*INSTRUCTIONS TO FOLLOW:*
Copy the lines holding the word "content", all of them.

Start of DATA PROVIDED

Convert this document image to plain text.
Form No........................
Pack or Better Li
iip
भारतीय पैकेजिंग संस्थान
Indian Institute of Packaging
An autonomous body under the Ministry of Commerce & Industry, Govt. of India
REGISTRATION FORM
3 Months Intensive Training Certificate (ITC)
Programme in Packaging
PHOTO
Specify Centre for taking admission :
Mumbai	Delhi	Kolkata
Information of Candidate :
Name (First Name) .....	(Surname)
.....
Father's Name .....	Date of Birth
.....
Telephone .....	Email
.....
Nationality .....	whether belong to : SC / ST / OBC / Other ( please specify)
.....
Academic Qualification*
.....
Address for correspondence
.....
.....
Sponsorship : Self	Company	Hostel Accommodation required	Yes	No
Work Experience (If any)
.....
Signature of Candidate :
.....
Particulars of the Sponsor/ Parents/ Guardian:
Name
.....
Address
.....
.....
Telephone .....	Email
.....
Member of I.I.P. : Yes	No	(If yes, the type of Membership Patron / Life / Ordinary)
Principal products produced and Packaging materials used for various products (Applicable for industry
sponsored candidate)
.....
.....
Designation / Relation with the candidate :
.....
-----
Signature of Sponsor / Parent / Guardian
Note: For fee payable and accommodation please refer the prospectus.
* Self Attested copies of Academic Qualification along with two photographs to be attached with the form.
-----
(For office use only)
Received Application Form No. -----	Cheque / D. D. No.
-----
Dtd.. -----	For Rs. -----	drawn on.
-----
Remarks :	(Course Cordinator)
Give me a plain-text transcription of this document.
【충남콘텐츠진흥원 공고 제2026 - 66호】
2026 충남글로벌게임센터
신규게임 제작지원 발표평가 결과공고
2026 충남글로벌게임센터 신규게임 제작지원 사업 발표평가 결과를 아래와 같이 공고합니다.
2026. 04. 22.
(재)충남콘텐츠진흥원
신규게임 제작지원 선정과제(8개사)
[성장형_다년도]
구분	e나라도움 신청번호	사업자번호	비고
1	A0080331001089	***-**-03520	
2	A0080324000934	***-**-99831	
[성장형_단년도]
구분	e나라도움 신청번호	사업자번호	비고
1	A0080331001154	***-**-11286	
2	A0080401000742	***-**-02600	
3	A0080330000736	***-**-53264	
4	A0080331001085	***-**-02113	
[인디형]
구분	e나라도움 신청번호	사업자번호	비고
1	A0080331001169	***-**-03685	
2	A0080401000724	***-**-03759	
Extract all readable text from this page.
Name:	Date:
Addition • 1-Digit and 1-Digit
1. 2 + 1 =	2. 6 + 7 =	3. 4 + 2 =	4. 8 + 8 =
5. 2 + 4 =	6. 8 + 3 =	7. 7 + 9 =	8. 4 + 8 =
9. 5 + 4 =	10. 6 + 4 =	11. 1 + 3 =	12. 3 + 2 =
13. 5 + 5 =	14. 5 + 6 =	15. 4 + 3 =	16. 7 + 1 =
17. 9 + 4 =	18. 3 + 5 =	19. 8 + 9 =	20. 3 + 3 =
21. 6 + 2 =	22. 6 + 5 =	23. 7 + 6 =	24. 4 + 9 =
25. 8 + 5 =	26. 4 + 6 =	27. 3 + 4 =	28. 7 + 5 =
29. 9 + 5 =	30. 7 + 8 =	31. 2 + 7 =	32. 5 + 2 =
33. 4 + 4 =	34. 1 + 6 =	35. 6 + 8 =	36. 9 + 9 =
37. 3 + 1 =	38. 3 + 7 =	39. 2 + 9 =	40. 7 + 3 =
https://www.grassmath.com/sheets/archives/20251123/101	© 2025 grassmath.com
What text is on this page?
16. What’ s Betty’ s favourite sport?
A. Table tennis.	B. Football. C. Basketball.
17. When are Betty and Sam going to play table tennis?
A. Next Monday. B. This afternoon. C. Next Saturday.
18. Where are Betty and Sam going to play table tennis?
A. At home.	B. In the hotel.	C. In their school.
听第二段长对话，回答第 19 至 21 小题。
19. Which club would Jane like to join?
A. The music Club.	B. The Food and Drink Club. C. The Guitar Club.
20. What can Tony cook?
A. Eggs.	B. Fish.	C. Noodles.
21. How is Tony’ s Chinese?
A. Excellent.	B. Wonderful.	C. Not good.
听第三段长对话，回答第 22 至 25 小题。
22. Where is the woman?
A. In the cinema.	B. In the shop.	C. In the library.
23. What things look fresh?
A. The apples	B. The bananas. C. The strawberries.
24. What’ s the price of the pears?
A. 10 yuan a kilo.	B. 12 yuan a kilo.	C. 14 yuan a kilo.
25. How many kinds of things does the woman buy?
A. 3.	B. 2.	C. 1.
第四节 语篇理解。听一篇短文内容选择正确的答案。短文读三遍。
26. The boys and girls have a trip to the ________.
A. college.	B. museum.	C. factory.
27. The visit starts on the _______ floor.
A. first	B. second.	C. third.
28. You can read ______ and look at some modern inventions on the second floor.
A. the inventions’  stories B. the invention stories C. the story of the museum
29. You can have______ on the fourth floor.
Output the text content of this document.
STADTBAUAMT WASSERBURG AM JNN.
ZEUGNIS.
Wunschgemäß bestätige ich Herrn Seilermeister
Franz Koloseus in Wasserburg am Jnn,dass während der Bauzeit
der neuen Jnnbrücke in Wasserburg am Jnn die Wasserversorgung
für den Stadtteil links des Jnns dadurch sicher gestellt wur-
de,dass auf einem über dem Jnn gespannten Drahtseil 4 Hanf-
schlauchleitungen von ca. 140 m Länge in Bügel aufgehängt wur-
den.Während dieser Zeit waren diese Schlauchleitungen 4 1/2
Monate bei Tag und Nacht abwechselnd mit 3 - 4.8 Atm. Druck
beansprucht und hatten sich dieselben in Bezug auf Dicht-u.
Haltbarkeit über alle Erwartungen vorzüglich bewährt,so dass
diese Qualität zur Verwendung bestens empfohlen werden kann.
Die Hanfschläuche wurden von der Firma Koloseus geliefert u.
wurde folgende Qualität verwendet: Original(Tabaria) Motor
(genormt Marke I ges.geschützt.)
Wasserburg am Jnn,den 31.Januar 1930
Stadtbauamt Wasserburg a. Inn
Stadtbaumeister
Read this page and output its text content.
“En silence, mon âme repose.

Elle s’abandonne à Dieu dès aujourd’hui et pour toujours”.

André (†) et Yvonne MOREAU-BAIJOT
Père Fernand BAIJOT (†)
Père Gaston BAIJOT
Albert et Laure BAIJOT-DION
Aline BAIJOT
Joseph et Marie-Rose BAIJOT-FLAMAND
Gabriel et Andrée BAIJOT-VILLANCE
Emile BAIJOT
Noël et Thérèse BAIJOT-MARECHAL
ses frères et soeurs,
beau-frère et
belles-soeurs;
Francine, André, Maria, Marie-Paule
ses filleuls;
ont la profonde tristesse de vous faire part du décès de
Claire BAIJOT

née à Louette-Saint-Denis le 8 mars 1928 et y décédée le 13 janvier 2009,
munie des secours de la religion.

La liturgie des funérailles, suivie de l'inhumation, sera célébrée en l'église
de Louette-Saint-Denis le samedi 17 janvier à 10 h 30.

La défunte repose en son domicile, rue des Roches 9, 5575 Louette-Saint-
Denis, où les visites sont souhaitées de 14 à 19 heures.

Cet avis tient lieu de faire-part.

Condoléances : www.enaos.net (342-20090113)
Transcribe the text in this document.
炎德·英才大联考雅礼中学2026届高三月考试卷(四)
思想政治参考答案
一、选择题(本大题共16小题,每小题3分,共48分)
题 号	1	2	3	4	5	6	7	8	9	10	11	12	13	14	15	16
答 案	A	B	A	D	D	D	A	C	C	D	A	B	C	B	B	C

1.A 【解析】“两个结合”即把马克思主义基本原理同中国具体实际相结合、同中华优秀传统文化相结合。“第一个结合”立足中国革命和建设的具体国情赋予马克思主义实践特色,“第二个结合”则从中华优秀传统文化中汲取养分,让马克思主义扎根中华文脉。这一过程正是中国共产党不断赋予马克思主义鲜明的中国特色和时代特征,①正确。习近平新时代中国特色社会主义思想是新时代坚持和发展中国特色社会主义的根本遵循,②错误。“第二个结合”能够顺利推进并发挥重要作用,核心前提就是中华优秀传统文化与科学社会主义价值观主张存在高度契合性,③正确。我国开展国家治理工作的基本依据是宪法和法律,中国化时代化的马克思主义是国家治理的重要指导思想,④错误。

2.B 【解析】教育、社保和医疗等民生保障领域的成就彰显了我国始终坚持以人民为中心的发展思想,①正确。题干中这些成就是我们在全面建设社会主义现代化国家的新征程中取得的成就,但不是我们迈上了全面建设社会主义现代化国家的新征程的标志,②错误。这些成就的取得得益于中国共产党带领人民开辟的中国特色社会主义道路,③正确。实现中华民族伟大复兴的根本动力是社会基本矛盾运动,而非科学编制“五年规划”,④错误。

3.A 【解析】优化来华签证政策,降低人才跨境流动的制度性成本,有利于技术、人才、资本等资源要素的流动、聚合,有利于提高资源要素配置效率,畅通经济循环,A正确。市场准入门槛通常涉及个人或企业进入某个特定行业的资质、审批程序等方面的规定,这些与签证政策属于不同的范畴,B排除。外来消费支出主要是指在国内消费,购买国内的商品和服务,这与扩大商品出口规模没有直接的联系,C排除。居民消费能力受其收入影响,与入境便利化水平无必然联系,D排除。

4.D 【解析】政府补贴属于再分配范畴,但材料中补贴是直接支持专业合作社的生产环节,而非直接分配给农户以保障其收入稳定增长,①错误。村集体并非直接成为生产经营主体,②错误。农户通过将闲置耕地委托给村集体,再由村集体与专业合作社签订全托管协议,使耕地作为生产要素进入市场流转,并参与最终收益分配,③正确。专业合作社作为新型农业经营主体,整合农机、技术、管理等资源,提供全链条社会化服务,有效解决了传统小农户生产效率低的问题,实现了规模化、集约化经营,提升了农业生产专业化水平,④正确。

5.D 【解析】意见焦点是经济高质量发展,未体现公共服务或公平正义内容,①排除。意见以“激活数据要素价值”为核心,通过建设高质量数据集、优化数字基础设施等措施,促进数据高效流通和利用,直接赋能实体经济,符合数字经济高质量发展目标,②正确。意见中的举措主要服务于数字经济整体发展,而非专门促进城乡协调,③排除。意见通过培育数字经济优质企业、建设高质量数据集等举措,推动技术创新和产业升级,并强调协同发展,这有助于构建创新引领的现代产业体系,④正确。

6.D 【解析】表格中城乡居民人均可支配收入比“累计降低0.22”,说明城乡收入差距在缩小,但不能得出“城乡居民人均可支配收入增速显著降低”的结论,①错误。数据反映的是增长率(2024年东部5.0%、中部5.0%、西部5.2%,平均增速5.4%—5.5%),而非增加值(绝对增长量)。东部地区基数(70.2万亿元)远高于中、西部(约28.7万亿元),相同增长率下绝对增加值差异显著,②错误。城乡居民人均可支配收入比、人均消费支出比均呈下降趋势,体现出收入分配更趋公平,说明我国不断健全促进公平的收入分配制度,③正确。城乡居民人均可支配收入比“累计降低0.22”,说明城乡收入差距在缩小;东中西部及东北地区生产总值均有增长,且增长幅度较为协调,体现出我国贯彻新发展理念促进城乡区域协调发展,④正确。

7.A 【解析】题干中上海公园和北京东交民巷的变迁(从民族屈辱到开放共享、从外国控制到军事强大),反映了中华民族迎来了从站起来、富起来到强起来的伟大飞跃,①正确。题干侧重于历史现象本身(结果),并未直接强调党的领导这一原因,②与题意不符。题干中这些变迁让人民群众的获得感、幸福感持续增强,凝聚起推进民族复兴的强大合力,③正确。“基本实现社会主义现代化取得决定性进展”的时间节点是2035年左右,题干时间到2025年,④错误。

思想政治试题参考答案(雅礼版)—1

End of DATA PROVIDED

*CORRECT RESULT:*
Output the text content of this document.
Read this page and output its text content.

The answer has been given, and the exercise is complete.